►

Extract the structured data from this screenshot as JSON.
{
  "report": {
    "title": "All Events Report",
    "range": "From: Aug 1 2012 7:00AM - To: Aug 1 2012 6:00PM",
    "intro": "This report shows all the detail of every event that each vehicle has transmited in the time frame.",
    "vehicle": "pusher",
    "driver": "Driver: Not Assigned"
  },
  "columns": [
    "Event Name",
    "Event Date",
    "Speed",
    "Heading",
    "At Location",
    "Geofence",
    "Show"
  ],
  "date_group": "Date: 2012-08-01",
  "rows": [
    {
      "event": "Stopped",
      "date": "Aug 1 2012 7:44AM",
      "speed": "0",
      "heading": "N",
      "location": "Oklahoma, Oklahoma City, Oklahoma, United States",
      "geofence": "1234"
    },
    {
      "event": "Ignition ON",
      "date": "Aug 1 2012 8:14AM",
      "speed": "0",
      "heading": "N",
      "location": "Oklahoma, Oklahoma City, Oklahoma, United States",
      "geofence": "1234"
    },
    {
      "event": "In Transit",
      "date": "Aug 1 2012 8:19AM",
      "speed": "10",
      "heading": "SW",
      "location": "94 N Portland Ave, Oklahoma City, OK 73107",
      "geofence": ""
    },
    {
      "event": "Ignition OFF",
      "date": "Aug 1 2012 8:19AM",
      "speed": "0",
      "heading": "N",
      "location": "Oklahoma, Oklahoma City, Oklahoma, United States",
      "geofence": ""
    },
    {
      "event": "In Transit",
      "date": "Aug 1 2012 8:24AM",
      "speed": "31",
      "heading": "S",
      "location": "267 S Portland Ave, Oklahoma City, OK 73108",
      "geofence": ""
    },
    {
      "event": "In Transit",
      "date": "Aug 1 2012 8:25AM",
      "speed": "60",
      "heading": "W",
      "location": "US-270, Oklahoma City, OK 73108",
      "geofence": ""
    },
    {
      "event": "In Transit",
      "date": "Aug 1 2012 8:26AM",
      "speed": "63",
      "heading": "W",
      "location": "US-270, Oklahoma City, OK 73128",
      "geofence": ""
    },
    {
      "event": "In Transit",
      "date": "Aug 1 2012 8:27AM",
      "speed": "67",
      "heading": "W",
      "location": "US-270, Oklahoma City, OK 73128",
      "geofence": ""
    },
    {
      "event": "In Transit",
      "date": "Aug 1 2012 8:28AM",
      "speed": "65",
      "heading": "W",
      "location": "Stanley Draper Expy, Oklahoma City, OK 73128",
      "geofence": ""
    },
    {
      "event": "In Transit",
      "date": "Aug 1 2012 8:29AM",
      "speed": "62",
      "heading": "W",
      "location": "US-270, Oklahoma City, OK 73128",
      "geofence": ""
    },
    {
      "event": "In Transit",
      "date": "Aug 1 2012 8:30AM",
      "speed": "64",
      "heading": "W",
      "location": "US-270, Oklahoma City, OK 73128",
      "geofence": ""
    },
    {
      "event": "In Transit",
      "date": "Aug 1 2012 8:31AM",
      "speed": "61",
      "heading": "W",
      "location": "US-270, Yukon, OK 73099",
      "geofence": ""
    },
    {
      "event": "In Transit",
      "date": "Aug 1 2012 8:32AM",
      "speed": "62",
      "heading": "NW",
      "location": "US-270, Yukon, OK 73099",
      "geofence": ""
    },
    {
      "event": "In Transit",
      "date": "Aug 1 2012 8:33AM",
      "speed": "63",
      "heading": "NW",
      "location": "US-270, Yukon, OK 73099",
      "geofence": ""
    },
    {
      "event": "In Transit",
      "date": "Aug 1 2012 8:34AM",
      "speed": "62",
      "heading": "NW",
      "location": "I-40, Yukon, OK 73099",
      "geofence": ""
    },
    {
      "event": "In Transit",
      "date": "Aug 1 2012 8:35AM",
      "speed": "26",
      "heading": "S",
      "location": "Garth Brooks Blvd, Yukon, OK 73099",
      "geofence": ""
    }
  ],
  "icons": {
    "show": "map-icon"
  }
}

◄

TASK STATEMENT |
Each line of the material must be restated exactly.

SOLUTION TO THE EXERCISE |
Extract the structured data from this screenshot as JSON.
{
  "report": {
    "title": "All Events Report",
    "range": "From: Aug 1 2012 7:00AM - To: Aug 1 2012 6:00PM",
    "intro": "This report shows all the detail of every event that each vehicle has transmited in the time frame.",
    "vehicle": "pusher",
    "driver": "Driver: Not Assigned"
  },
  "columns": [
    "Event Name",
    "Event Date",
    "Speed",
    "Heading",
    "At Location",
    "Geofence",
    "Show"
  ],
  "date_group": "Date: 2012-08-01",
  "rows": [
    {
      "event": "Stopped",
      "date": "Aug 1 2012 7:44AM",
      "speed": "0",
      "heading": "N",
      "location": "Oklahoma, Oklahoma City, Oklahoma, United States",
      "geofence": "1234"
    },
    {
      "event": "Ignition ON",
      "date": "Aug 1 2012 8:14AM",
      "speed": "0",
      "heading": "N",
      "location": "Oklahoma, Oklahoma City, Oklahoma, United States",
      "geofence": "1234"
    },
    {
      "event": "In Transit",
      "date": "Aug 1 2012 8:19AM",
      "speed": "10",
      "heading": "SW",
      "location": "94 N Portland Ave, Oklahoma City, OK 73107",
      "geofence": ""
    },
    {
      "event": "Ignition OFF",
      "date": "Aug 1 2012 8:19AM",
      "speed": "0",
      "heading": "N",
      "location": "Oklahoma, Oklahoma City, Oklahoma, United States",
      "geofence": ""
    },
    {
      "event": "In Transit",
      "date": "Aug 1 2012 8:24AM",
      "speed": "31",
      "heading": "S",
      "location": "267 S Portland Ave, Oklahoma City, OK 73108",
      "geofence": ""
    },
    {
      "event": "In Transit",
      "date": "Aug 1 2012 8:25AM",
      "speed": "60",
      "heading": "W",
      "location": "US-270, Oklahoma City, OK 73108",
      "geofence": ""
    },
    {
      "event": "In Transit",
      "date": "Aug 1 2012 8:26AM",
      "speed": "63",
      "heading": "W",
      "location": "US-270, Oklahoma City, OK 73128",
      "geofence": ""
    },
    {
      "event": "In Transit",
      "date": "Aug 1 2012 8:27AM",
      "speed": "67",
      "heading": "W",
      "location": "US-270, Oklahoma City, OK 73128",
      "geofence": ""
    },
    {
      "event": "In Transit",
      "date": "Aug 1 2012 8:28AM",
      "speed": "65",
      "heading": "W",
      "location": "Stanley Draper Expy, Oklahoma City, OK 73128",
      "geofence": ""
    },
    {
      "event": "In Transit",
      "date": "Aug 1 2012 8:29AM",
      "speed": "62",
      "heading": "W",
      "location": "US-270, Oklahoma City, OK 73128",
      "geofence": ""
    },
    {
      "event": "In Transit",
      "date": "Aug 1 2012 8:30AM",
      "speed": "64",
      "heading": "W",
      "location": "US-270, Oklahoma City, OK 73128",
      "geofence": ""
    },
    {
      "event": "In Transit",
      "date": "Aug 1 2012 8:31AM",
      "speed": "61",
      "heading": "W",
      "location": "US-270, Yukon, OK 73099",
      "geofence": ""
    },
    {
      "event": "In Transit",
      "date": "Aug 1 2012 8:32AM",
      "speed": "62",
      "heading": "NW",
      "location": "US-270, Yukon, OK 73099",
      "geofence": ""
    },
    {
      "event": "In Transit",
      "date": "Aug 1 2012 8:33AM",
      "speed": "63",
      "heading": "NW",
      "location": "US-270, Yukon, OK 73099",
      "geofence": ""
    },
    {
      "event": "In Transit",
      "date": "Aug 1 2012 8:34AM",
      "speed": "62",
      "heading": "NW",
      "location": "I-40, Yukon, OK 73099",
      "geofence": ""
    },
    {
      "event": "In Transit",
      "date": "Aug 1 2012 8:35AM",
      "speed": "26",
      "heading": "S",
      "location": "Garth Brooks Blvd, Yukon, OK 73099",
      "geofence": ""
    }
  ],
  "icons": {
    "show": "map-icon"
  }
}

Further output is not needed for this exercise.